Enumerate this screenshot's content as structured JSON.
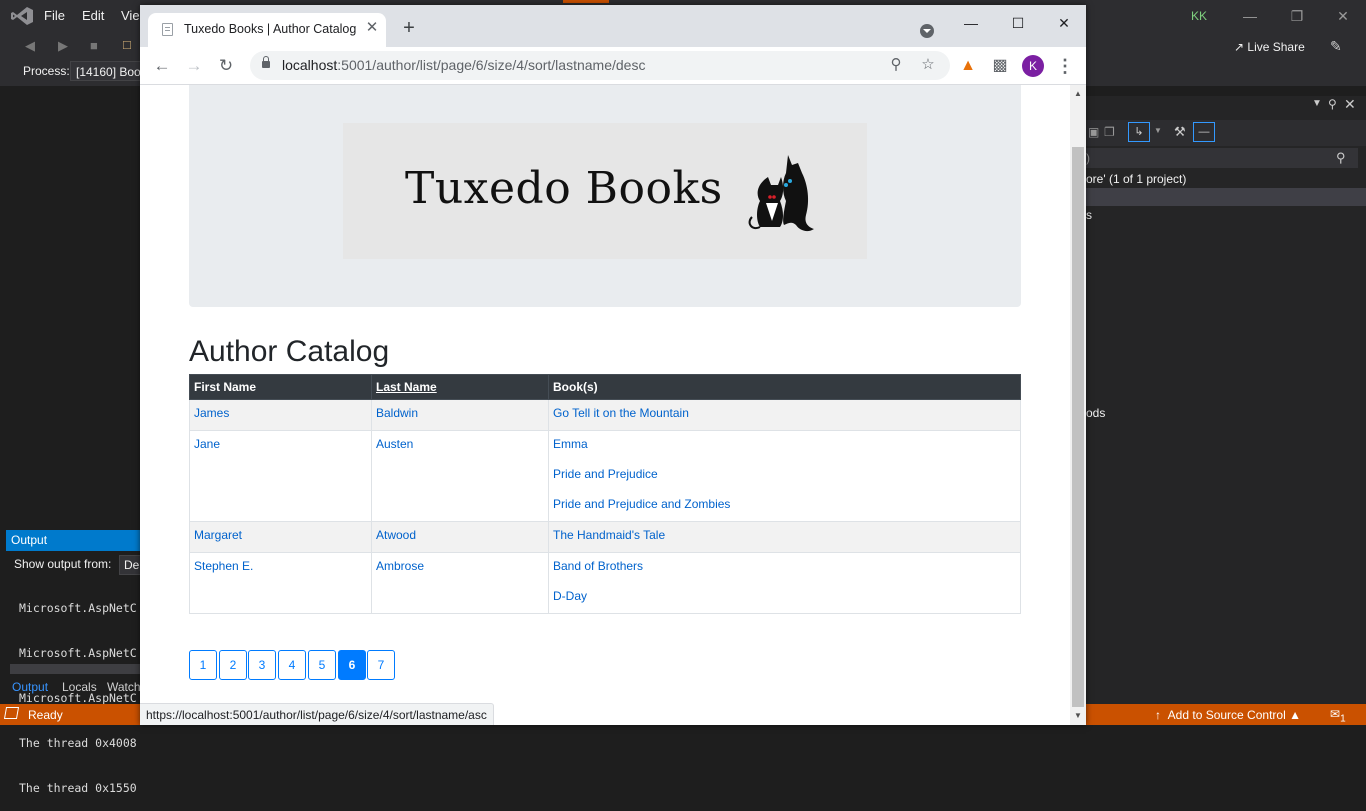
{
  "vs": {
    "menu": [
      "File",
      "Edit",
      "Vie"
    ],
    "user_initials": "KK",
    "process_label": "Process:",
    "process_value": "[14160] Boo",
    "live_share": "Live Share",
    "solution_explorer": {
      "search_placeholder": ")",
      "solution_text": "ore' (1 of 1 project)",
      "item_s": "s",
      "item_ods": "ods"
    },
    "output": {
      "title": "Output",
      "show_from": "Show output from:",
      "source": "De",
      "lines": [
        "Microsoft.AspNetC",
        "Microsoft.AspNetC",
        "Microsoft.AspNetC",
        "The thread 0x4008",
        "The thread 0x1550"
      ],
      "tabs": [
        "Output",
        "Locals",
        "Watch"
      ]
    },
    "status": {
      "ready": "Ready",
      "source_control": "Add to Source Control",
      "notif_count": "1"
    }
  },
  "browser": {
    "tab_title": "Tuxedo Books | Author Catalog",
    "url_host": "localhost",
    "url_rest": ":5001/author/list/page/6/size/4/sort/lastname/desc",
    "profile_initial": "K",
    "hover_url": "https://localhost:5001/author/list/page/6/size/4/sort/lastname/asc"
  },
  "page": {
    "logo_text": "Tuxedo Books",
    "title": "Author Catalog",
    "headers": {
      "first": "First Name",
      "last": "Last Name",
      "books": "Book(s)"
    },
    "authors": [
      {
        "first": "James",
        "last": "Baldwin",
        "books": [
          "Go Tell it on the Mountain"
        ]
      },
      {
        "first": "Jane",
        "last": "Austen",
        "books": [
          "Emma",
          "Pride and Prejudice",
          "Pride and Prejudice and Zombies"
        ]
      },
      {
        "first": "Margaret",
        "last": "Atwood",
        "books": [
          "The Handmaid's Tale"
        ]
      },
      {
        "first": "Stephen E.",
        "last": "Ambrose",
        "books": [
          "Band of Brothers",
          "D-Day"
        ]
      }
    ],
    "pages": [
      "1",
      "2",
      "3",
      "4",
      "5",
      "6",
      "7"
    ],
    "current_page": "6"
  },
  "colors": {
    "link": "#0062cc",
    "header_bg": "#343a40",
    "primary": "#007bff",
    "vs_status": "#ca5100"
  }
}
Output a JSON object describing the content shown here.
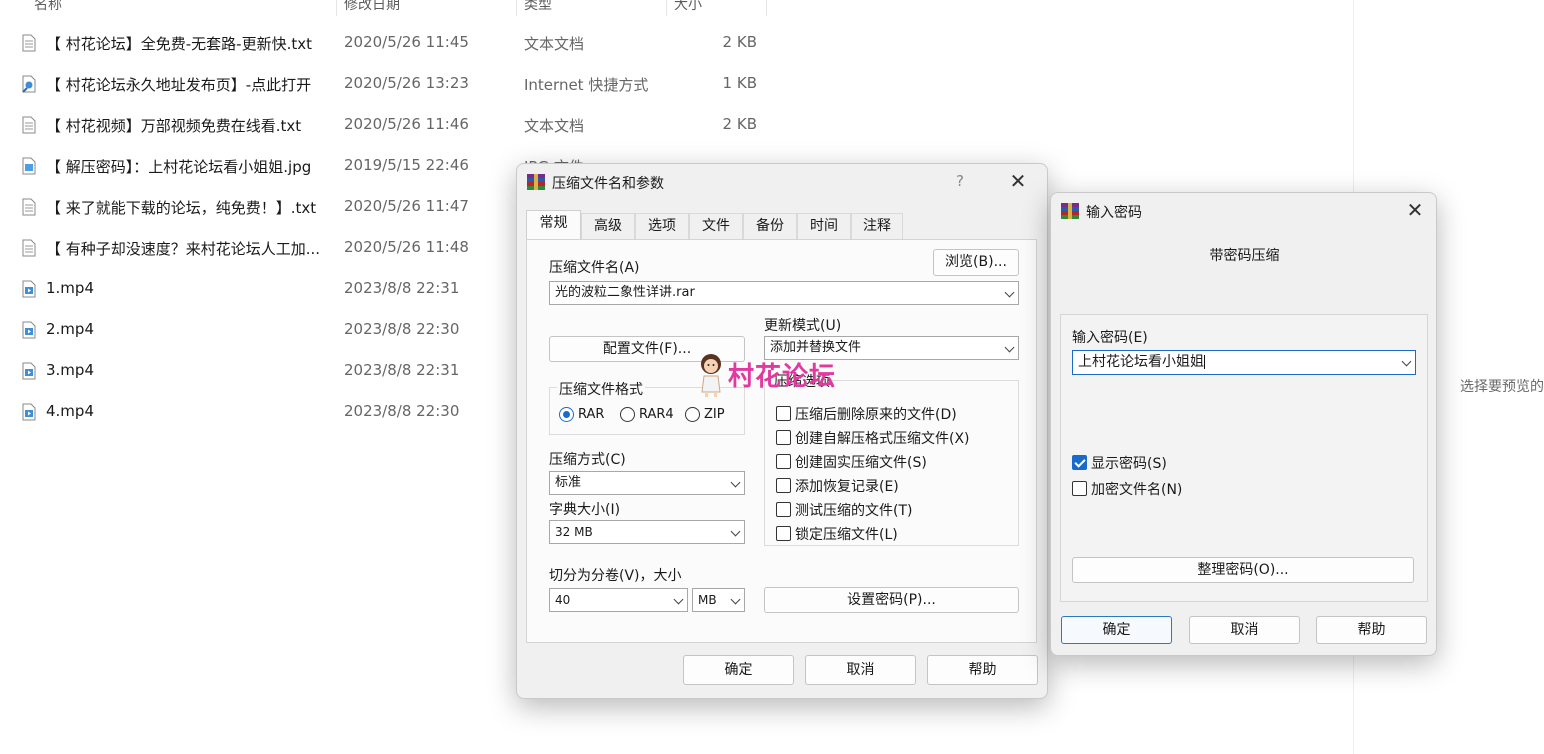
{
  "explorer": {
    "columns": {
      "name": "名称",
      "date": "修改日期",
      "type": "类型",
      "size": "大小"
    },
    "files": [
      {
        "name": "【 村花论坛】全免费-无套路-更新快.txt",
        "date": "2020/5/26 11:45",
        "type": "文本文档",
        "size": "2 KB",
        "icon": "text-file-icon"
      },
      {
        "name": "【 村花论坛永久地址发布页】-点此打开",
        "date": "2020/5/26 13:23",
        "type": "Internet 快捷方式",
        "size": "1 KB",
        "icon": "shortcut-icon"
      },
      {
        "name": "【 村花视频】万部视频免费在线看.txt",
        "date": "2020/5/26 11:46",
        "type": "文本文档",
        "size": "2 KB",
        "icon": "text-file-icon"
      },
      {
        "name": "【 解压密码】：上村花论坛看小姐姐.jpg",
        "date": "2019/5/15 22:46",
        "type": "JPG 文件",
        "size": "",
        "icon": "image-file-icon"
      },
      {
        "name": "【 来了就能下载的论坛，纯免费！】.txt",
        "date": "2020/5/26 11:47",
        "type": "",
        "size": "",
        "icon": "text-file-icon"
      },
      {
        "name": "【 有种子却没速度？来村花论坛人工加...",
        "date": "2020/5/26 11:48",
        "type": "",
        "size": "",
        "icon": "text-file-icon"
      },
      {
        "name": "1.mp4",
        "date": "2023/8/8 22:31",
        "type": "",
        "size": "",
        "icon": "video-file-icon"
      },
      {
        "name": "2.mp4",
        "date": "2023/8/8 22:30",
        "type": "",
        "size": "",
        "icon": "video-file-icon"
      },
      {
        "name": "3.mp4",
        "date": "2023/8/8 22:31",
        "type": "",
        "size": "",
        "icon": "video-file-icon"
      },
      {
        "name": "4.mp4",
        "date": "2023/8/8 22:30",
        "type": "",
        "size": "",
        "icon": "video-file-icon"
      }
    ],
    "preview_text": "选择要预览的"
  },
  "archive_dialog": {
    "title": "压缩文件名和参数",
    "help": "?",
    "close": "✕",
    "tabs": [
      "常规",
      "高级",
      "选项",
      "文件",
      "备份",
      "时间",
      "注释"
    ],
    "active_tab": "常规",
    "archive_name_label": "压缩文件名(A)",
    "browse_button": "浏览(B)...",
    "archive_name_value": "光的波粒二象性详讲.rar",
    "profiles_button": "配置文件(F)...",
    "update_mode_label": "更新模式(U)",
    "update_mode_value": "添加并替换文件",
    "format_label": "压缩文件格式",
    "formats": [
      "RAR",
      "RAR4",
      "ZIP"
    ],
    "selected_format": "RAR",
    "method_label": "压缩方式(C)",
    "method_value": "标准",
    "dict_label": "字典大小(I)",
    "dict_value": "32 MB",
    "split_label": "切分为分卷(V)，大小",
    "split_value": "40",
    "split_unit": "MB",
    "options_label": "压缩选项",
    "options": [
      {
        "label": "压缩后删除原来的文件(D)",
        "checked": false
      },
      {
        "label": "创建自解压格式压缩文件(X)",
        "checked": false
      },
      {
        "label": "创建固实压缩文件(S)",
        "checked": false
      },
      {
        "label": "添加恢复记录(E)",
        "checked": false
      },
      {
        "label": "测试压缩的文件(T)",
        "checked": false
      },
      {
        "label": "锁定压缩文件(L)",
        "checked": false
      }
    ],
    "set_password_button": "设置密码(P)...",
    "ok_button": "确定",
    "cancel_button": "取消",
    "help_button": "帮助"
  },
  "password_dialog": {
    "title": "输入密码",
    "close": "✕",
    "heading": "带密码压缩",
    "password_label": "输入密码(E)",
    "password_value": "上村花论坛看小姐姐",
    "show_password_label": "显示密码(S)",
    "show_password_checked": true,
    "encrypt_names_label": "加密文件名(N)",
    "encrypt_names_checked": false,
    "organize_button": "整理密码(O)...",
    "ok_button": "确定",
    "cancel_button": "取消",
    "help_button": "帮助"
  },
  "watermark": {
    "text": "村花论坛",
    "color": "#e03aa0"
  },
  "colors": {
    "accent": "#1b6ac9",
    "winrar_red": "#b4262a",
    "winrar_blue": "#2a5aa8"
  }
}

+ + + + +

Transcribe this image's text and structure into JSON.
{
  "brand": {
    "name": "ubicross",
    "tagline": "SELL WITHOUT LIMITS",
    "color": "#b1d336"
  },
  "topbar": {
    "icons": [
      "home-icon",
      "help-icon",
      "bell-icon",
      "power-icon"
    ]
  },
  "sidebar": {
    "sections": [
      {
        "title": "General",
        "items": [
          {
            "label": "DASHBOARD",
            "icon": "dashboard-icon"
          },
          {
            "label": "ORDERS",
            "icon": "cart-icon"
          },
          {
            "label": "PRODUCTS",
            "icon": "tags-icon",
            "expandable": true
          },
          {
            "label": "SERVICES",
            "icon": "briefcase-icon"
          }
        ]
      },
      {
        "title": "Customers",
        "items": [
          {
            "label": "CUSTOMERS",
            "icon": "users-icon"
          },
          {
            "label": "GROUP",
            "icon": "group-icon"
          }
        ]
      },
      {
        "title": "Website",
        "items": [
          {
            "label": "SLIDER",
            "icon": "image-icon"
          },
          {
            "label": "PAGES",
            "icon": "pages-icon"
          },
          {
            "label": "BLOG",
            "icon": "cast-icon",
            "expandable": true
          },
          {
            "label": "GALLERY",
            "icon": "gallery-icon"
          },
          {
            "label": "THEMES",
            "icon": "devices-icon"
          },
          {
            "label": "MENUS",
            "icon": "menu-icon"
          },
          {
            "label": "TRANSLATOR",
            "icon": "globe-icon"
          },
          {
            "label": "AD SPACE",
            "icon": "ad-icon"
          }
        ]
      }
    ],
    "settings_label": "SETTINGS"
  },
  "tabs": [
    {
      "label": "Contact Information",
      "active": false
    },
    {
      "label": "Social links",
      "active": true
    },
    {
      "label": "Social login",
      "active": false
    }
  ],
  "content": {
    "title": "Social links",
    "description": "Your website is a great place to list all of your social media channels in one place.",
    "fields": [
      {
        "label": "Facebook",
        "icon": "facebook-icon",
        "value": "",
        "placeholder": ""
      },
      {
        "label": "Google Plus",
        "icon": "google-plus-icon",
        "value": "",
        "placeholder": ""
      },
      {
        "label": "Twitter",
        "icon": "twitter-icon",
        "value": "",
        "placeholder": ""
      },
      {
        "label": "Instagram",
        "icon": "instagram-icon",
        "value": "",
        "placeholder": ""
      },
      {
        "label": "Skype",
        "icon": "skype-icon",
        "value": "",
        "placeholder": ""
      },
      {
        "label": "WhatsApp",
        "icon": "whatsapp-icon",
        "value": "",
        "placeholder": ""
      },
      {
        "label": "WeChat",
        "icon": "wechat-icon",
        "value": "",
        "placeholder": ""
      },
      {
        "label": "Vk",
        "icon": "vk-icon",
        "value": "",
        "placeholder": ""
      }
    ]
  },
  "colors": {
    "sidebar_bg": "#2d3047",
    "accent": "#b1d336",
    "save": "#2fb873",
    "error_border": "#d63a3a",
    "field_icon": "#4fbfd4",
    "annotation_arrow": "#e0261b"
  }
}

+ + + + +

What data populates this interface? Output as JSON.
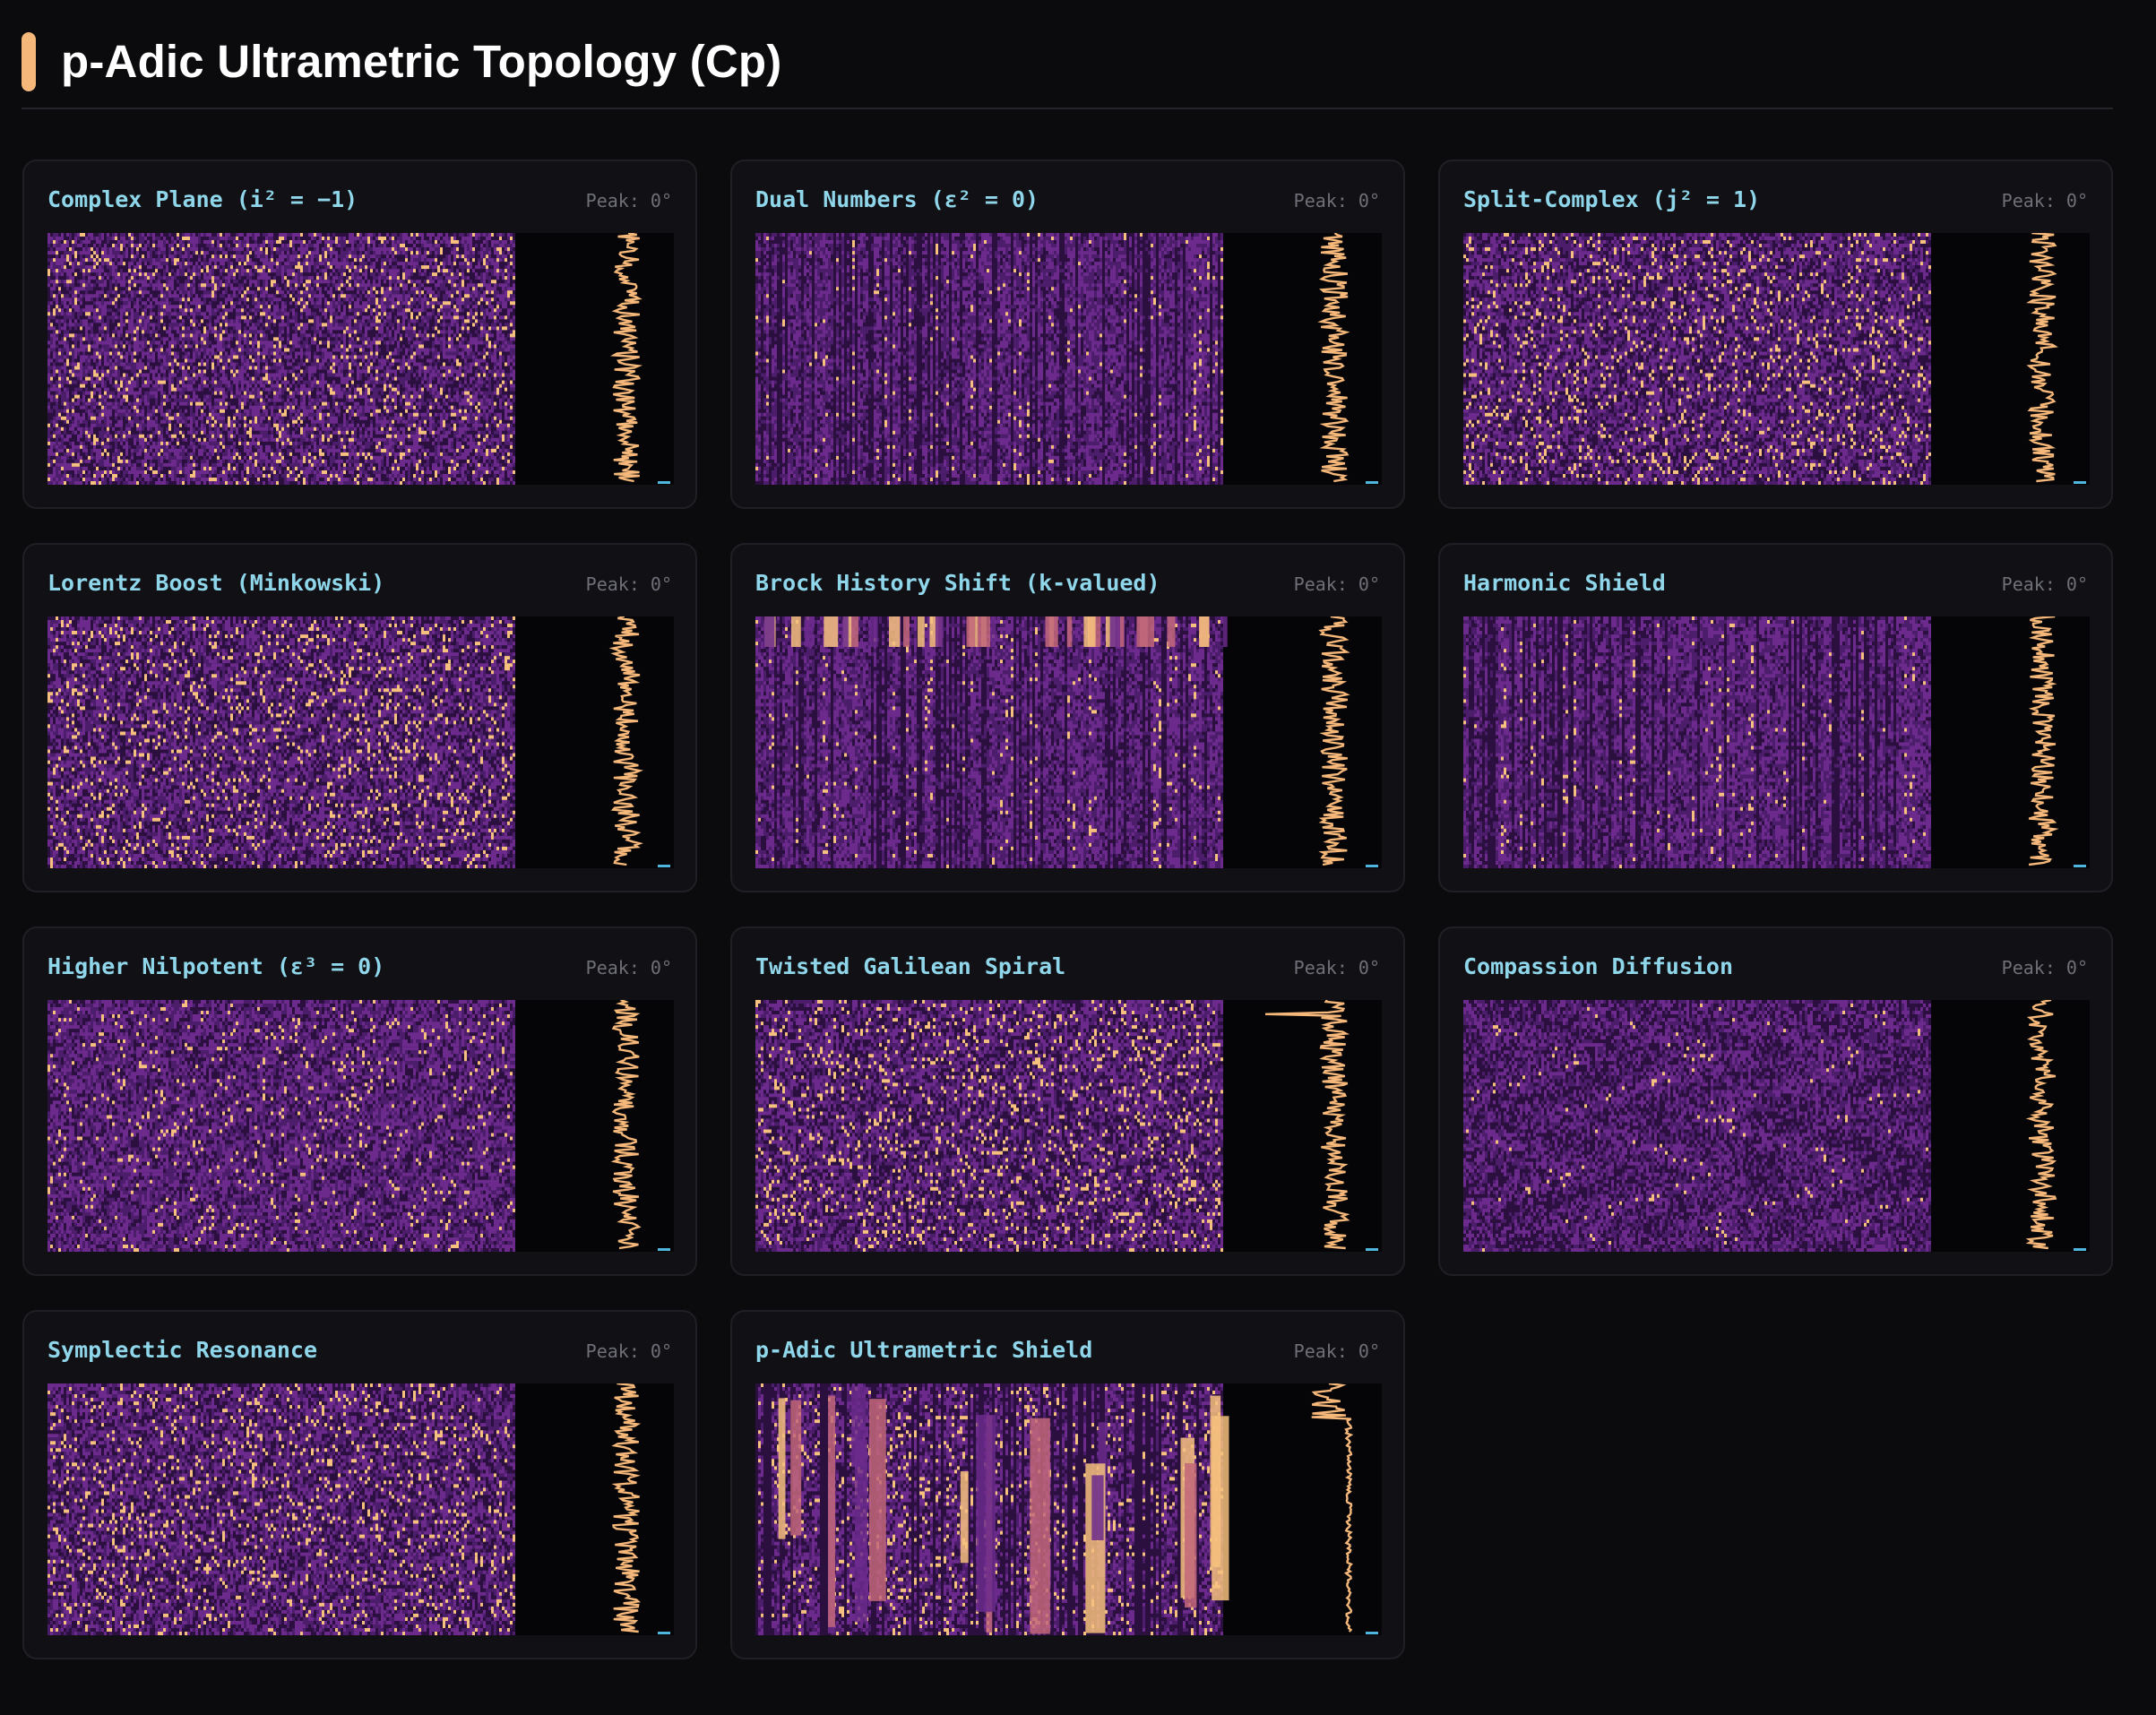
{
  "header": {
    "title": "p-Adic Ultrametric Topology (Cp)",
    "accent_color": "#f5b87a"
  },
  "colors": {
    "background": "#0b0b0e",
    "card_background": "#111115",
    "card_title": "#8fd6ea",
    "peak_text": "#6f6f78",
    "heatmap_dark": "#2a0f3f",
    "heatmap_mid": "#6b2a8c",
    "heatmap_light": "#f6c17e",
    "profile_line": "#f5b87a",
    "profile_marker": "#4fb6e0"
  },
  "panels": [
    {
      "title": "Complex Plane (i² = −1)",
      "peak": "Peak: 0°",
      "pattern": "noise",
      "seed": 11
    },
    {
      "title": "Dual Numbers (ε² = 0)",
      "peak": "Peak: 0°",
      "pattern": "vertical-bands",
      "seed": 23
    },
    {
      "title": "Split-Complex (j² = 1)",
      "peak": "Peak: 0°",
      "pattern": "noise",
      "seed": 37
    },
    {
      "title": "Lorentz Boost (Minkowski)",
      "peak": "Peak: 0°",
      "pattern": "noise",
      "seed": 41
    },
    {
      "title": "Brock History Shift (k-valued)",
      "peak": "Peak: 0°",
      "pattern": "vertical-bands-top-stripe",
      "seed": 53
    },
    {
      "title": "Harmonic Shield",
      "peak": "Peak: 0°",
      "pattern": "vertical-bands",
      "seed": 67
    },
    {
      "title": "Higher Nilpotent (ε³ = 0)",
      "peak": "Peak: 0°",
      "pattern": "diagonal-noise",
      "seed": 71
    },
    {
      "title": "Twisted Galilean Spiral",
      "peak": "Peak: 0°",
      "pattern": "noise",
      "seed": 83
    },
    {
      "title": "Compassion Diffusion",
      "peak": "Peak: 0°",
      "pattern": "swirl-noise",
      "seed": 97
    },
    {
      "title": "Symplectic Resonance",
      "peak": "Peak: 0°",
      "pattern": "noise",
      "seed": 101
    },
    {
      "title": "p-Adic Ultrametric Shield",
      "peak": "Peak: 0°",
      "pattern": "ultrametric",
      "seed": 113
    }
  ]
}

+ + + + +

Pick out every line above that holds the word "Tuxedo" and copy it.

    "tab_title": "Tuxedo Books | Author Catalog",
    "logo_text": "Tuxedo Books",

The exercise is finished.